Dataset rows

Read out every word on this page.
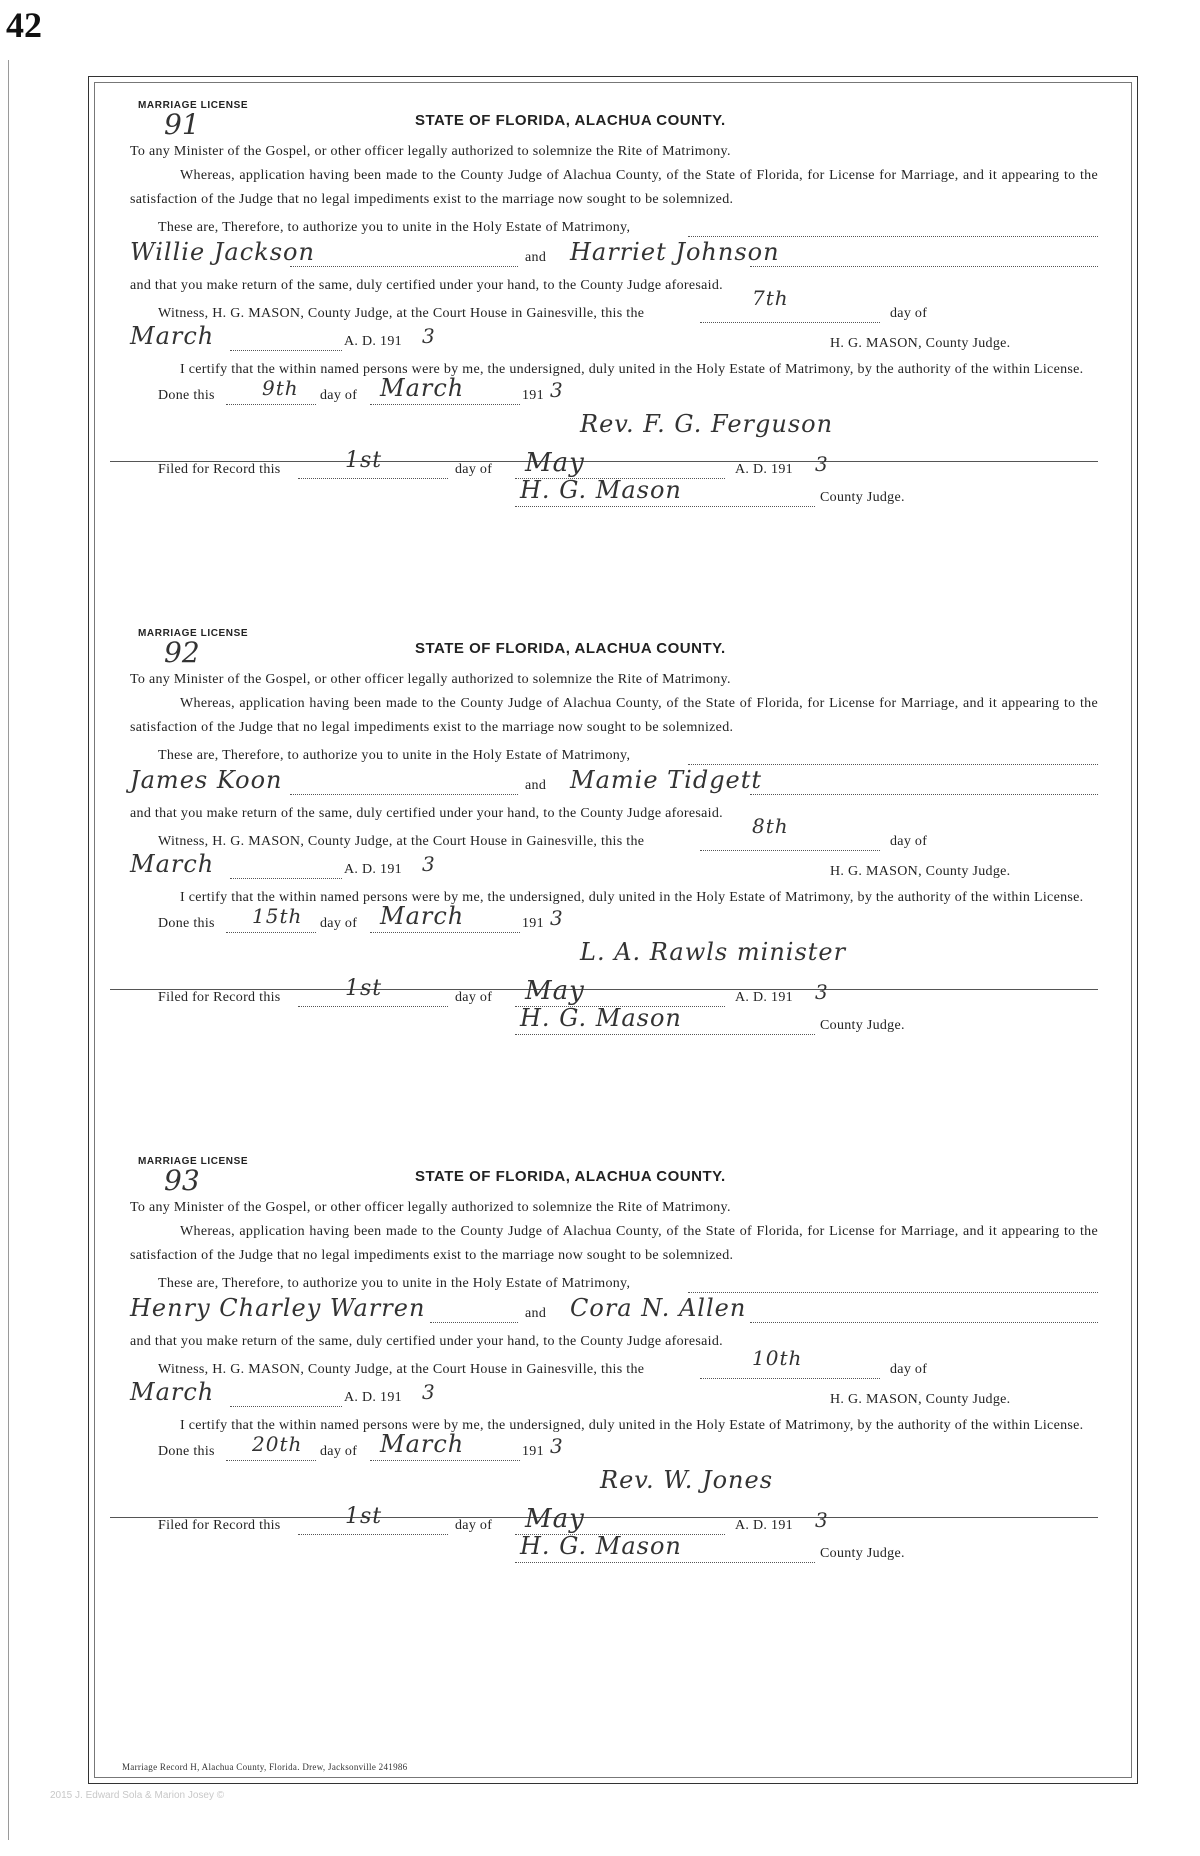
42
MARRIAGE LICENSE
91	STATE OF FLORIDA, ALACHUA COUNTY.

To any Minister of the Gospel, or other officer legally authorized to solemnize the Rite of Matrimony.

Whereas, application having been made to the County Judge of Alachua County, of the State of Florida, for License for Marriage, and it appearing to the satisfaction of the Judge that no legal impediments exist to the marriage now sought to be solemnized.

These are, Therefore, to authorize you to unite in the Holy Estate of Matrimony,
Willie Jackson	and Harriet Johnson
and that you make return of the same, duly certified under your hand, to the County Judge aforesaid.
Witness, H. G. MASON, County Judge, at the Court House in Gainesville, this the
7th
day of
March	A. D. 191 3	H. G. MASON, County Judge.

I certify that the within named persons were by me, the undersigned, duly united in the Holy Estate of Matrimony, by the authority of the within License.

Done this 9th day of March	191 3
Rev. F. G. Ferguson
Filed for Record this	1st	day of May	A. D. 191 3
H. G. Mason	County Judge.
MARRIAGE LICENSE
92	STATE OF FLORIDA, ALACHUA COUNTY.

To any Minister of the Gospel, or other officer legally authorized to solemnize the Rite of Matrimony.

Whereas, application having been made to the County Judge of Alachua County, of the State of Florida, for License for Marriage, and it appearing to the satisfaction of the Judge that no legal impediments exist to the marriage now sought to be solemnized.

These are, Therefore, to authorize you to unite in the Holy Estate of Matrimony,
James Koon	and Mamie Tidgett
and that you make return of the same, duly certified under your hand, to the County Judge aforesaid.
Witness, H. G. MASON, County Judge, at the Court House in Gainesville, this the
8th
day of
March	A. D. 191 3	H. G. MASON, County Judge.

I certify that the within named persons were by me, the undersigned, duly united in the Holy Estate of Matrimony, by the authority of the within License.

Done this 15th day of March	191 3
L. A. Rawls minister
Filed for Record this	1st	day of May	A. D. 191 3
H. G. Mason	County Judge.
MARRIAGE LICENSE
93	STATE OF FLORIDA, ALACHUA COUNTY.

To any Minister of the Gospel, or other officer legally authorized to solemnize the Rite of Matrimony.

Whereas, application having been made to the County Judge of Alachua County, of the State of Florida, for License for Marriage, and it appearing to the satisfaction of the Judge that no legal impediments exist to the marriage now sought to be solemnized.

These are, Therefore, to authorize you to unite in the Holy Estate of Matrimony,
Henry Charley Warren	and Cora N. Allen
and that you make return of the same, duly certified under your hand, to the County Judge aforesaid.
Witness, H. G. MASON, County Judge, at the Court House in Gainesville, this the	10th	day of
March	A. D. 191 3	H. G. MASON, County Judge.

I certify that the within named persons were by me, the undersigned, duly united in the Holy Estate of Matrimony, by the authority of the within License.

Done this 20th day of March	191 3
Rev. W. Jones
Filed for Record this	1st	day of May	A. D. 191 3
H. G. Mason	County Judge.
Marriage Record H, Alachua County, Florida. Drew, Jacksonville 241986
2015 J. Edward Sola & Marion Josey ©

» **Brief**: Leaving out the pictures, repeat the data above exactly.

» **Complete response**:
Read out every word on this page.
42
MARRIAGE LICENSE
91	STATE OF FLORIDA, ALACHUA COUNTY.

To any Minister of the Gospel, or other officer legally authorized to solemnize the Rite of Matrimony.

Whereas, application having been made to the County Judge of Alachua County, of the State of Florida, for License for Marriage, and it appearing to the satisfaction of the Judge that no legal impediments exist to the marriage now sought to be solemnized.

These are, Therefore, to authorize you to unite in the Holy Estate of Matrimony,
Willie Jackson	and Harriet Johnson
and that you make return of the same, duly certified under your hand, to the County Judge aforesaid.
Witness, H. G. MASON, County Judge, at the Court House in Gainesville, this the
7th
day of
March	A. D. 191 3	H. G. MASON, County Judge.

I certify that the within named persons were by me, the undersigned, duly united in the Holy Estate of Matrimony, by the authority of the within License.

Done this 9th day of March	191 3
Rev. F. G. Ferguson
Filed for Record this	1st	day of May	A. D. 191 3
H. G. Mason	County Judge.
MARRIAGE LICENSE
92	STATE OF FLORIDA, ALACHUA COUNTY.

To any Minister of the Gospel, or other officer legally authorized to solemnize the Rite of Matrimony.

Whereas, application having been made to the County Judge of Alachua County, of the State of Florida, for License for Marriage, and it appearing to the satisfaction of the Judge that no legal impediments exist to the marriage now sought to be solemnized.

These are, Therefore, to authorize you to unite in the Holy Estate of Matrimony,
James Koon	and Mamie Tidgett
and that you make return of the same, duly certified under your hand, to the County Judge aforesaid.
Witness, H. G. MASON, County Judge, at the Court House in Gainesville, this the
8th
day of
March	A. D. 191 3	H. G. MASON, County Judge.

I certify that the within named persons were by me, the undersigned, duly united in the Holy Estate of Matrimony, by the authority of the within License.

Done this 15th day of March	191 3
L. A. Rawls minister
Filed for Record this	1st	day of May	A. D. 191 3
H. G. Mason	County Judge.
MARRIAGE LICENSE
93	STATE OF FLORIDA, ALACHUA COUNTY.

To any Minister of the Gospel, or other officer legally authorized to solemnize the Rite of Matrimony.

Whereas, application having been made to the County Judge of Alachua County, of the State of Florida, for License for Marriage, and it appearing to the satisfaction of the Judge that no legal impediments exist to the marriage now sought to be solemnized.

These are, Therefore, to authorize you to unite in the Holy Estate of Matrimony,
Henry Charley Warren	and Cora N. Allen
and that you make return of the same, duly certified under your hand, to the County Judge aforesaid.
Witness, H. G. MASON, County Judge, at the Court House in Gainesville, this the	10th	day of
March	A. D. 191 3	H. G. MASON, County Judge.

I certify that the within named persons were by me, the undersigned, duly united in the Holy Estate of Matrimony, by the authority of the within License.

Done this 20th day of March	191 3
Rev. W. Jones
Filed for Record this	1st	day of May	A. D. 191 3
H. G. Mason	County Judge.
Marriage Record H, Alachua County, Florida. Drew, Jacksonville 241986
2015 J. Edward Sola & Marion Josey ©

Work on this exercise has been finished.